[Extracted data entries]
........

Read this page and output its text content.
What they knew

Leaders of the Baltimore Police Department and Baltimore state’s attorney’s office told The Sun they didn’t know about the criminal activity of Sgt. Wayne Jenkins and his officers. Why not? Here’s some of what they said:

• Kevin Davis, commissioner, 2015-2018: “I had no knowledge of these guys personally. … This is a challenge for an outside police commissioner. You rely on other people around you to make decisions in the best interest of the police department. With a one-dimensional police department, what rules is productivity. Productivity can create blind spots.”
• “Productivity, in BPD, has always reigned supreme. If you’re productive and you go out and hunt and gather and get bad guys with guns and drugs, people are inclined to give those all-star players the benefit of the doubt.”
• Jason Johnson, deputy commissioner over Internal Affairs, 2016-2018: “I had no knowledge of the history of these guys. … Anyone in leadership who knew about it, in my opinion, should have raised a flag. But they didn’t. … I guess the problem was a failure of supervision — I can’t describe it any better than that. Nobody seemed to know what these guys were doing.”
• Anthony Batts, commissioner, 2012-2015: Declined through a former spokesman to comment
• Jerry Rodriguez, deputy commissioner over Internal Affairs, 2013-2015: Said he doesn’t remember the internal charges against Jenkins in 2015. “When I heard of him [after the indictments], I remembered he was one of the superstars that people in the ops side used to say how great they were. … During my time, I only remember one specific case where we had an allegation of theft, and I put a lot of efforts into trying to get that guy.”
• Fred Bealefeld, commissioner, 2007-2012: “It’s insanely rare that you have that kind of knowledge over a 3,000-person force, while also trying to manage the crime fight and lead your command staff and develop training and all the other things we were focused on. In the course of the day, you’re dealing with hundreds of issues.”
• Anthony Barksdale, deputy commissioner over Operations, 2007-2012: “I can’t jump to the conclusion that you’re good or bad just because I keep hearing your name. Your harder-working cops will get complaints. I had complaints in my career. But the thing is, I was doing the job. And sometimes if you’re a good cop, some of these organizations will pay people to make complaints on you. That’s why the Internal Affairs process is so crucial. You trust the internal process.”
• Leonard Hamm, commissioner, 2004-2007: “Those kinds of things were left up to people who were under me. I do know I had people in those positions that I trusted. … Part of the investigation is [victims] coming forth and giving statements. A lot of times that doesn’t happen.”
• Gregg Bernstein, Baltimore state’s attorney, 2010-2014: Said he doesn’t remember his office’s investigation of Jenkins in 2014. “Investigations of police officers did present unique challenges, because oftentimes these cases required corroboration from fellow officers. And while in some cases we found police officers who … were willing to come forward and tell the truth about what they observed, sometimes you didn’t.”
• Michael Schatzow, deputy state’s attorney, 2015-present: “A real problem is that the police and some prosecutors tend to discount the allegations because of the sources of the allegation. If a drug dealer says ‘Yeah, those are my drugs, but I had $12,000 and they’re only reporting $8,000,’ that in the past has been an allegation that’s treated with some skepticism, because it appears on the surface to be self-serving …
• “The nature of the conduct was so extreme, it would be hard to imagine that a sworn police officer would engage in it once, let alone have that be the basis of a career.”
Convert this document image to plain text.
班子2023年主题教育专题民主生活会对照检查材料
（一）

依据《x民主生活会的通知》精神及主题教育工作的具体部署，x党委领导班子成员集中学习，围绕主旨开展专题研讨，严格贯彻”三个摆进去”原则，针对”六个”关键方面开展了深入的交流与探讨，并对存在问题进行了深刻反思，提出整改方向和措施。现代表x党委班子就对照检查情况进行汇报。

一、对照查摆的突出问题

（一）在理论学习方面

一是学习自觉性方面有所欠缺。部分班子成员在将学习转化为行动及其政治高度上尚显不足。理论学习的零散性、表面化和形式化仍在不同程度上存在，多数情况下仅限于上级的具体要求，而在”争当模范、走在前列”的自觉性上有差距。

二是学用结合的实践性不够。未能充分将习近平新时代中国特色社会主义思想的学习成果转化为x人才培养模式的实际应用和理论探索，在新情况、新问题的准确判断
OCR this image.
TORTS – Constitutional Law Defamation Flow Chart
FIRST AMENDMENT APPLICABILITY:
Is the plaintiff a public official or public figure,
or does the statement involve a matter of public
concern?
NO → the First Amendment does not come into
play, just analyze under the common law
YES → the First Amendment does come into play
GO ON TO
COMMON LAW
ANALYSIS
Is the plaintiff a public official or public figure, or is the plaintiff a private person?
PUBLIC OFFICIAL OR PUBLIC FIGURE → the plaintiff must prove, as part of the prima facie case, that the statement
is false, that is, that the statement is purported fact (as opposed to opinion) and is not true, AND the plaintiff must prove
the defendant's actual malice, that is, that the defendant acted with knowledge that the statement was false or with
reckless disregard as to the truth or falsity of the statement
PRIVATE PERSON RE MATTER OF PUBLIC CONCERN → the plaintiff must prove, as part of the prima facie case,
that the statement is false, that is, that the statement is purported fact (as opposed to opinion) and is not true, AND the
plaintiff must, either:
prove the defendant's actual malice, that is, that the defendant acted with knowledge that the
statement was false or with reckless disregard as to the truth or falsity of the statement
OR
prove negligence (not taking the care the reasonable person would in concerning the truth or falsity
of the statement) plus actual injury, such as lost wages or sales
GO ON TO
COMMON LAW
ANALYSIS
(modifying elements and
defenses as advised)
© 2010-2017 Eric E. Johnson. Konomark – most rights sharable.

........

What is required ▸
Reproduce the entire listing word for word.

Worked solution ▸
Read this page and output its text content.
What they knew

Leaders of the Baltimore Police Department and Baltimore state’s attorney’s office told The Sun they didn’t know about the criminal activity of Sgt. Wayne Jenkins and his officers. Why not? Here’s some of what they said:

• Kevin Davis, commissioner, 2015-2018: “I had no knowledge of these guys personally. … This is a challenge for an outside police commissioner. You rely on other people around you to make decisions in the best interest of the police department. With a one-dimensional police department, what rules is productivity. Productivity can create blind spots.”
• “Productivity, in BPD, has always reigned supreme. If you’re productive and you go out and hunt and gather and get bad guys with guns and drugs, people are inclined to give those all-star players the benefit of the doubt.”
• Jason Johnson, deputy commissioner over Internal Affairs, 2016-2018: “I had no knowledge of the history of these guys. … Anyone in leadership who knew about it, in my opinion, should have raised a flag. But they didn’t. … I guess the problem was a failure of supervision — I can’t describe it any better than that. Nobody seemed to know what these guys were doing.”
• Anthony Batts, commissioner, 2012-2015: Declined through a former spokesman to comment
• Jerry Rodriguez, deputy commissioner over Internal Affairs, 2013-2015: Said he doesn’t remember the internal charges against Jenkins in 2015. “When I heard of him [after the indictments], I remembered he was one of the superstars that people in the ops side used to say how great they were. … During my time, I only remember one specific case where we had an allegation of theft, and I put a lot of efforts into trying to get that guy.”
• Fred Bealefeld, commissioner, 2007-2012: “It’s insanely rare that you have that kind of knowledge over a 3,000-person force, while also trying to manage the crime fight and lead your command staff and develop training and all the other things we were focused on. In the course of the day, you’re dealing with hundreds of issues.”
• Anthony Barksdale, deputy commissioner over Operations, 2007-2012: “I can’t jump to the conclusion that you’re good or bad just because I keep hearing your name. Your harder-working cops will get complaints. I had complaints in my career. But the thing is, I was doing the job. And sometimes if you’re a good cop, some of these organizations will pay people to make complaints on you. That’s why the Internal Affairs process is so crucial. You trust the internal process.”
• Leonard Hamm, commissioner, 2004-2007: “Those kinds of things were left up to people who were under me. I do know I had people in those positions that I trusted. … Part of the investigation is [victims] coming forth and giving statements. A lot of times that doesn’t happen.”
• Gregg Bernstein, Baltimore state’s attorney, 2010-2014: Said he doesn’t remember his office’s investigation of Jenkins in 2014. “Investigations of police officers did present unique challenges, because oftentimes these cases required corroboration from fellow officers. And while in some cases we found police officers who … were willing to come forward and tell the truth about what they observed, sometimes you didn’t.”
• Michael Schatzow, deputy state’s attorney, 2015-present: “A real problem is that the police and some prosecutors tend to discount the allegations because of the sources of the allegation. If a drug dealer says ‘Yeah, those are my drugs, but I had $12,000 and they’re only reporting $8,000,’ that in the past has been an allegation that’s treated with some skepticism, because it appears on the surface to be self-serving …
• “The nature of the conduct was so extreme, it would be hard to imagine that a sworn police officer would engage in it once, let alone have that be the basis of a career.”
Convert this document image to plain text.
班子2023年主题教育专题民主生活会对照检查材料
（一）

依据《x民主生活会的通知》精神及主题教育工作的具体部署，x党委领导班子成员集中学习，围绕主旨开展专题研讨，严格贯彻”三个摆进去”原则，针对”六个”关键方面开展了深入的交流与探讨，并对存在问题进行了深刻反思，提出整改方向和措施。现代表x党委班子就对照检查情况进行汇报。

一、对照查摆的突出问题

（一）在理论学习方面

一是学习自觉性方面有所欠缺。部分班子成员在将学习转化为行动及其政治高度上尚显不足。理论学习的零散性、表面化和形式化仍在不同程度上存在，多数情况下仅限于上级的具体要求，而在”争当模范、走在前列”的自觉性上有差距。

二是学用结合的实践性不够。未能充分将习近平新时代中国特色社会主义思想的学习成果转化为x人才培养模式的实际应用和理论探索，在新情况、新问题的准确判断
OCR this image.
TORTS – Constitutional Law Defamation Flow Chart
FIRST AMENDMENT APPLICABILITY:
Is the plaintiff a public official or public figure,
or does the statement involve a matter of public
concern?
NO → the First Amendment does not come into
play, just analyze under the common law
YES → the First Amendment does come into play
GO ON TO
COMMON LAW
ANALYSIS
Is the plaintiff a public official or public figure, or is the plaintiff a private person?
PUBLIC OFFICIAL OR PUBLIC FIGURE → the plaintiff must prove, as part of the prima facie case, that the statement
is false, that is, that the statement is purported fact (as opposed to opinion) and is not true, AND the plaintiff must prove
the defendant's actual malice, that is, that the defendant acted with knowledge that the statement was false or with
reckless disregard as to the truth or falsity of the statement
PRIVATE PERSON RE MATTER OF PUBLIC CONCERN → the plaintiff must prove, as part of the prima facie case,
that the statement is false, that is, that the statement is purported fact (as opposed to opinion) and is not true, AND the
plaintiff must, either:
prove the defendant's actual malice, that is, that the defendant acted with knowledge that the
statement was false or with reckless disregard as to the truth or falsity of the statement
OR
prove negligence (not taking the care the reasonable person would in concerning the truth or falsity
of the statement) plus actual injury, such as lost wages or sales
GO ON TO
COMMON LAW
ANALYSIS
(modifying elements and
defenses as advised)
© 2010-2017 Eric E. Johnson. Konomark – most rights sharable.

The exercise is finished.